Directions =
Using the listing below, copy every line that mentions "xlabel".

Working data =

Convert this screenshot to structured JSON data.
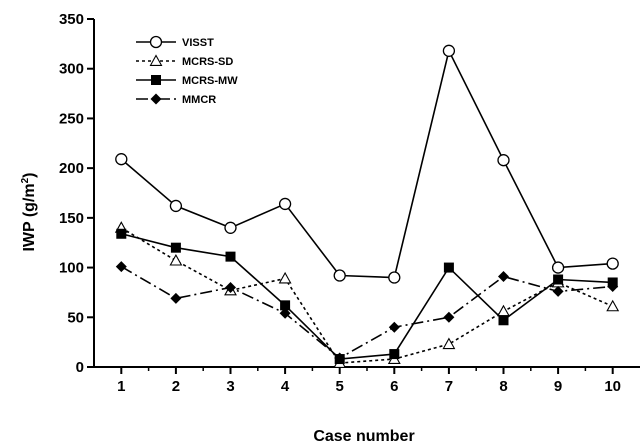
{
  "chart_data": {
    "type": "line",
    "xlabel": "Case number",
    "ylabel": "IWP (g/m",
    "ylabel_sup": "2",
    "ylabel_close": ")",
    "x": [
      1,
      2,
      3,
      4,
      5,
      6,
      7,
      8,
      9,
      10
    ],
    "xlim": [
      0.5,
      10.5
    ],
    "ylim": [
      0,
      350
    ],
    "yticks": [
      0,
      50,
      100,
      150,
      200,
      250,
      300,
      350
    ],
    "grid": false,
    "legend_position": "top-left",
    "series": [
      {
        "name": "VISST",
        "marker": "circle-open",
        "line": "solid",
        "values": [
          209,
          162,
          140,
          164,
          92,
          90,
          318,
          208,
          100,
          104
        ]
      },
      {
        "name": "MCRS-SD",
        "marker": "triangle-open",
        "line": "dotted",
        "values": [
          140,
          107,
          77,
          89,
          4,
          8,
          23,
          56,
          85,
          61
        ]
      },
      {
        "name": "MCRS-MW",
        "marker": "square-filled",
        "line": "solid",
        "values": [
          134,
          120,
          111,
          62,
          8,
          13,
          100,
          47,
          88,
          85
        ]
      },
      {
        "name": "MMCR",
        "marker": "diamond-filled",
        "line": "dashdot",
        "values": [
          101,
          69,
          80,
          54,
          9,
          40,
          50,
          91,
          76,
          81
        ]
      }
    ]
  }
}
...
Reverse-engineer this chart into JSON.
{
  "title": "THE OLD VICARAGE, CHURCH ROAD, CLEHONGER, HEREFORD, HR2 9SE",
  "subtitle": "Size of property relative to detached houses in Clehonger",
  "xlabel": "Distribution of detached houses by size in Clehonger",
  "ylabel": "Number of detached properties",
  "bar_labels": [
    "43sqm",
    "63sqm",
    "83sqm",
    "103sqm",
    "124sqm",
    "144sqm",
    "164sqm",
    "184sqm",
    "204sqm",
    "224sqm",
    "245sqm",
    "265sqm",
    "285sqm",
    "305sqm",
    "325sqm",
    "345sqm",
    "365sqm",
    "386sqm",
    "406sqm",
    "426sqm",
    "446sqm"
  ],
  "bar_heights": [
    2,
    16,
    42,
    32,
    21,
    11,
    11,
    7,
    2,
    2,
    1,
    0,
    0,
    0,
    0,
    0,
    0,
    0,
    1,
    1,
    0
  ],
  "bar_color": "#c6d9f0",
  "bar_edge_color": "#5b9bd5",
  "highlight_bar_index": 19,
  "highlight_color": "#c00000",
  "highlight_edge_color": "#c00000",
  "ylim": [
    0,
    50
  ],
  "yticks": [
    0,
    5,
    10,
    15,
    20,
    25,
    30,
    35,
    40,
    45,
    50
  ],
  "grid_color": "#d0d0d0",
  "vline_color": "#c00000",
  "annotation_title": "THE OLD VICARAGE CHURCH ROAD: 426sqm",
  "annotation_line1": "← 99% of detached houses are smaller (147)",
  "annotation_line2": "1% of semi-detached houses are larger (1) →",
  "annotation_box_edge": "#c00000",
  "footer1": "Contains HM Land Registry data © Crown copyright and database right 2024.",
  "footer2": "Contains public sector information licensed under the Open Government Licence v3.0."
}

Response to the exercise =
    "xlabel": "Case number",
  "xlabel": "Distribution of detached houses by size in Clehonger",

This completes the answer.